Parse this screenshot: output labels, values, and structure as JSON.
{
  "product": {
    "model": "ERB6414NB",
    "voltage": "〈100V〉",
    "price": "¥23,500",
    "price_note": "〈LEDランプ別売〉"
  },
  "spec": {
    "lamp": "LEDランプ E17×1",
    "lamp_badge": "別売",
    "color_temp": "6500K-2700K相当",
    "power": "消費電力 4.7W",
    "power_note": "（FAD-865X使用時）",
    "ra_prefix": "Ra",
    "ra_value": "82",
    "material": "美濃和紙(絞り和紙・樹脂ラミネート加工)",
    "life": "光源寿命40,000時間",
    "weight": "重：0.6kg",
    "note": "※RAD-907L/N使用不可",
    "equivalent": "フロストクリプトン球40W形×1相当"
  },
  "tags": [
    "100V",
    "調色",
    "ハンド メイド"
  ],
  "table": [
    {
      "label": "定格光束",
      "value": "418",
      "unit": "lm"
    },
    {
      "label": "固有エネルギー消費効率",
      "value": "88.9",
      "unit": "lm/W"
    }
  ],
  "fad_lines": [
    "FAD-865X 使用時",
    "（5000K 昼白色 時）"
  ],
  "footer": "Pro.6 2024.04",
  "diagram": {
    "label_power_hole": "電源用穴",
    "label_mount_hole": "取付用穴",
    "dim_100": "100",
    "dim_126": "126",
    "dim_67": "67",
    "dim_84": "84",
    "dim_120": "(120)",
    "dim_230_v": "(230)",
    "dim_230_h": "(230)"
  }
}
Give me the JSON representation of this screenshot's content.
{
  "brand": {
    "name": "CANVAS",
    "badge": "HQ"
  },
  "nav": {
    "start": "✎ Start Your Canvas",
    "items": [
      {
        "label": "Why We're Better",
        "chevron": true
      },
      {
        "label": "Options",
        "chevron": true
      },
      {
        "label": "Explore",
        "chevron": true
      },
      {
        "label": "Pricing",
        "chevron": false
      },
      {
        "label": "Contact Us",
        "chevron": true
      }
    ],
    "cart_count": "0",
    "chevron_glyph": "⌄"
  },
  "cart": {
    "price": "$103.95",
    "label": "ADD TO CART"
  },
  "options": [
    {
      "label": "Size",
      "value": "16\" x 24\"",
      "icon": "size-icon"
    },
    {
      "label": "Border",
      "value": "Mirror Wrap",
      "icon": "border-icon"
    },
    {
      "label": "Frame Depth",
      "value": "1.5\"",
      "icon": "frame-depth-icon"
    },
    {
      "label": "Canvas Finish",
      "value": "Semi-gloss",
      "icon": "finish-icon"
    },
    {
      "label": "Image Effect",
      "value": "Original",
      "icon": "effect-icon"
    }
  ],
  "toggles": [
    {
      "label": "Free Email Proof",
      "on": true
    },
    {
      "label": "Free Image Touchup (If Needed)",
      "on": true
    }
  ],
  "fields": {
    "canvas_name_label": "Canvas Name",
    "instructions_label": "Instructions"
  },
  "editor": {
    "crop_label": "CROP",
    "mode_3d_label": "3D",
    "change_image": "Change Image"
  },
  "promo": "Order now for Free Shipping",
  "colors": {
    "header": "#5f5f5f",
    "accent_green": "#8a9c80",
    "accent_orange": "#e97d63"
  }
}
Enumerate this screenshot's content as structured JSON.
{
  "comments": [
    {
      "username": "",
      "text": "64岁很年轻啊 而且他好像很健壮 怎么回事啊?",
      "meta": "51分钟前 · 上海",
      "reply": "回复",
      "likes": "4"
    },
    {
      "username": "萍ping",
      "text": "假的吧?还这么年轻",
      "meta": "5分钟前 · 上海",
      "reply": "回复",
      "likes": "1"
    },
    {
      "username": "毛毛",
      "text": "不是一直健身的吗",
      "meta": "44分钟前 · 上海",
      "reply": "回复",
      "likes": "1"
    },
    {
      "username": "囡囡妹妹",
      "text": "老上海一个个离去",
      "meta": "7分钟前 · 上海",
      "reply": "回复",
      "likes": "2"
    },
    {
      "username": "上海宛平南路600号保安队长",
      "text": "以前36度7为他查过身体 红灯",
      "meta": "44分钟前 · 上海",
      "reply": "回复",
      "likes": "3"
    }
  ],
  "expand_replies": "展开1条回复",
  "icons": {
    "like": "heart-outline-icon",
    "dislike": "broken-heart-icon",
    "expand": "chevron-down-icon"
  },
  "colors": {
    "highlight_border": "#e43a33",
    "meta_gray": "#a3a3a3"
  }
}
##########
Required work
Select and copy every line of the material that holds the string "likes".

Solution for this problem
      "likes": "4"
      "likes": "1"
      "likes": "1"
      "likes": "2"
      "likes": "3"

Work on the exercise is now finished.